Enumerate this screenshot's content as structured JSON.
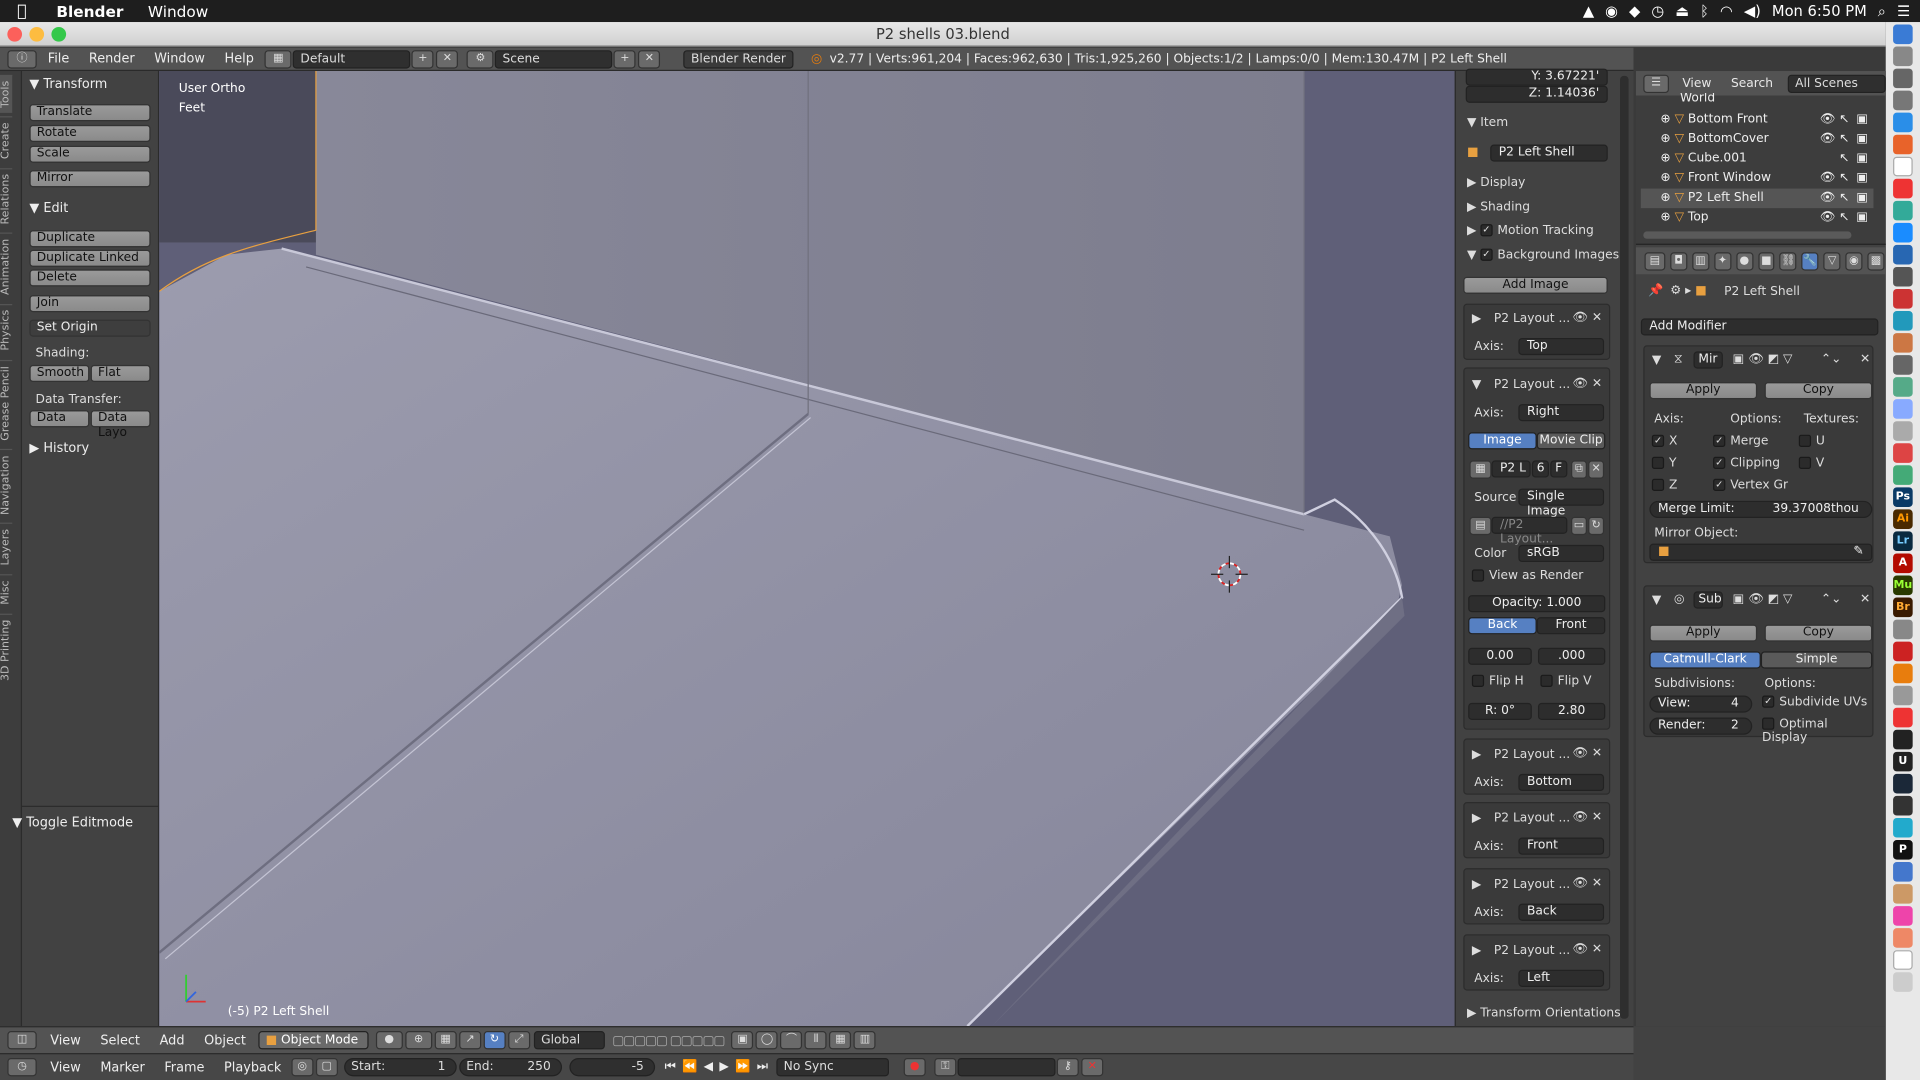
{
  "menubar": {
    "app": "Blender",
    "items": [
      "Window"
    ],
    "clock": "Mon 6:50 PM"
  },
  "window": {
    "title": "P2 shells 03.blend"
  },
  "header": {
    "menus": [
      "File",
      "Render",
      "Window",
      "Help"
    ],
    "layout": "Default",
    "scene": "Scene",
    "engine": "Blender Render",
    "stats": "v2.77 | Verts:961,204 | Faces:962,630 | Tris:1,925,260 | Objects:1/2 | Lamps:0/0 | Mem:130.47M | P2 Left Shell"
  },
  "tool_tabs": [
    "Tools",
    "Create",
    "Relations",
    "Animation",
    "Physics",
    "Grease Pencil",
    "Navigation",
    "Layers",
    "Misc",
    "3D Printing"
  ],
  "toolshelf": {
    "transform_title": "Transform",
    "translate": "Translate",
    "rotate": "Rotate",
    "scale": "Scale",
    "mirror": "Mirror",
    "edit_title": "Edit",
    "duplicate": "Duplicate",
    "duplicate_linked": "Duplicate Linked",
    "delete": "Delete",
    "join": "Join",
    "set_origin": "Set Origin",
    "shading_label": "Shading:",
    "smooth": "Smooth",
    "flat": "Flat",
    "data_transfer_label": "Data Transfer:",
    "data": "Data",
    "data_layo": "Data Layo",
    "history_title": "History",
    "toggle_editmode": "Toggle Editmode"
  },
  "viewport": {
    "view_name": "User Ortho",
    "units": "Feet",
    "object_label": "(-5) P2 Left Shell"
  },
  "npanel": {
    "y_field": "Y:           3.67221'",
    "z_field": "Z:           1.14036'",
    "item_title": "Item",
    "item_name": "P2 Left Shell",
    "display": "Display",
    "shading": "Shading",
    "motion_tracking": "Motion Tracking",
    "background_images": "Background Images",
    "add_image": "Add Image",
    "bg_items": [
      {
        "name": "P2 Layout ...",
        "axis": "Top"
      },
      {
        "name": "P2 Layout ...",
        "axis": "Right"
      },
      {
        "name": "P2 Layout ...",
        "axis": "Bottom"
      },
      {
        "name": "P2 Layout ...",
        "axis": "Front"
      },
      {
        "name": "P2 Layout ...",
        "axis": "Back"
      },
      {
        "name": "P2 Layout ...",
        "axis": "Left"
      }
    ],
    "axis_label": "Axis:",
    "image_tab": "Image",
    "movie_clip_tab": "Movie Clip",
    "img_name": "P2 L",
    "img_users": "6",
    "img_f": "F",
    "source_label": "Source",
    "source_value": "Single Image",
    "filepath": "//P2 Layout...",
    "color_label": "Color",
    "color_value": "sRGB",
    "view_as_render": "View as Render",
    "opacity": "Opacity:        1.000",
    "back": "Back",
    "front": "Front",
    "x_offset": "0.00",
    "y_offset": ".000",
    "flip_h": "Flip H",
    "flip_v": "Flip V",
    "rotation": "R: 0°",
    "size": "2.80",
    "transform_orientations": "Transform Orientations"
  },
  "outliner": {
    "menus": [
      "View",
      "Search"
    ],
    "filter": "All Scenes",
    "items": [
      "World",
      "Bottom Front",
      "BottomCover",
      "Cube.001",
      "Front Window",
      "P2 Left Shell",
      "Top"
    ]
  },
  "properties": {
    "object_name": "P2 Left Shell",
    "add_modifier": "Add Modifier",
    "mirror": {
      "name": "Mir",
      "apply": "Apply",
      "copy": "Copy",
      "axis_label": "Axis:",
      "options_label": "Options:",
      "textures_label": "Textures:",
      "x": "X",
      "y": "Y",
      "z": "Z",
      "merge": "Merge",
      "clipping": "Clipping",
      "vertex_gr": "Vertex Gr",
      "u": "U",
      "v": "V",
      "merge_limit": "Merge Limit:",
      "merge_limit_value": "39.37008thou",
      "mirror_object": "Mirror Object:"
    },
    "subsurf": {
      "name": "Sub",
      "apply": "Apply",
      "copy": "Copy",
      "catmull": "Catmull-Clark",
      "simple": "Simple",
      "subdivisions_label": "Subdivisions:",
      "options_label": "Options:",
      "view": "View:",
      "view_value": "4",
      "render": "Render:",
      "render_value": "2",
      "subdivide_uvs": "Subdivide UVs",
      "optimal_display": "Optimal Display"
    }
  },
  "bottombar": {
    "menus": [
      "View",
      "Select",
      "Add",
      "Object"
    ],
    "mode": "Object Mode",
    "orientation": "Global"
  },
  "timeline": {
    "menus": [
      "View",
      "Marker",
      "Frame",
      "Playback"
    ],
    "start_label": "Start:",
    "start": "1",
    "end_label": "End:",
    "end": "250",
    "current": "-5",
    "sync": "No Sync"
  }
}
---
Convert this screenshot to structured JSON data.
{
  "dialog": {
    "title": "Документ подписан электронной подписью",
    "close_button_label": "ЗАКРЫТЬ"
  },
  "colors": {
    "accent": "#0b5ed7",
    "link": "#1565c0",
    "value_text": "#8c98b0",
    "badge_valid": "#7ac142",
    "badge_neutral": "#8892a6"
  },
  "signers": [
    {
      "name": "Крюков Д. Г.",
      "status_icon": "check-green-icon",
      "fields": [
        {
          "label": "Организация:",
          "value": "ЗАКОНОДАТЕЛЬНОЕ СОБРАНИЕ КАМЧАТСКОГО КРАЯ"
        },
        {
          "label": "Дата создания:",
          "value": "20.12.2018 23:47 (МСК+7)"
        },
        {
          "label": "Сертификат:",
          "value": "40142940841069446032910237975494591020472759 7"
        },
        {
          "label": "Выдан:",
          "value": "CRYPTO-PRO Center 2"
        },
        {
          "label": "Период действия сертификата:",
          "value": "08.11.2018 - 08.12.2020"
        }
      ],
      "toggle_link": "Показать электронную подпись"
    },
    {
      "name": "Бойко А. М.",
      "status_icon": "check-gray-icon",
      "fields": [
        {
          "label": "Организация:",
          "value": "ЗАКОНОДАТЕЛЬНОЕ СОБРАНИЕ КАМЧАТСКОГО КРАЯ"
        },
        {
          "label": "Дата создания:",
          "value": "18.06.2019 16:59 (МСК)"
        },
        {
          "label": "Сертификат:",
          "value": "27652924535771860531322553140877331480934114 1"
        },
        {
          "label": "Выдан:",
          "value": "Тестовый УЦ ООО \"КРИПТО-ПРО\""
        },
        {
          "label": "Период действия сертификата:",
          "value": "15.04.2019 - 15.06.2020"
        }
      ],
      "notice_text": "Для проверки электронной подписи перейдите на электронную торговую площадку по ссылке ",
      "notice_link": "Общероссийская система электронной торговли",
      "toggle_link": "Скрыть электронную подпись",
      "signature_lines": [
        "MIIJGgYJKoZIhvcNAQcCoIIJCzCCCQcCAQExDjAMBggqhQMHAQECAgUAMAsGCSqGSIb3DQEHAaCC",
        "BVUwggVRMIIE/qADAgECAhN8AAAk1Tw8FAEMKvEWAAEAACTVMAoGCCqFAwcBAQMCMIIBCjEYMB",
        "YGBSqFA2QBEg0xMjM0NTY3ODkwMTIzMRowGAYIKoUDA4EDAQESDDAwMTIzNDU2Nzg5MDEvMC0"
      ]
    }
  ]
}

WRITTEN PROBLEM. Report only how many lines of the listing hold the word "JSON".

SOLVED EXERCISE. 2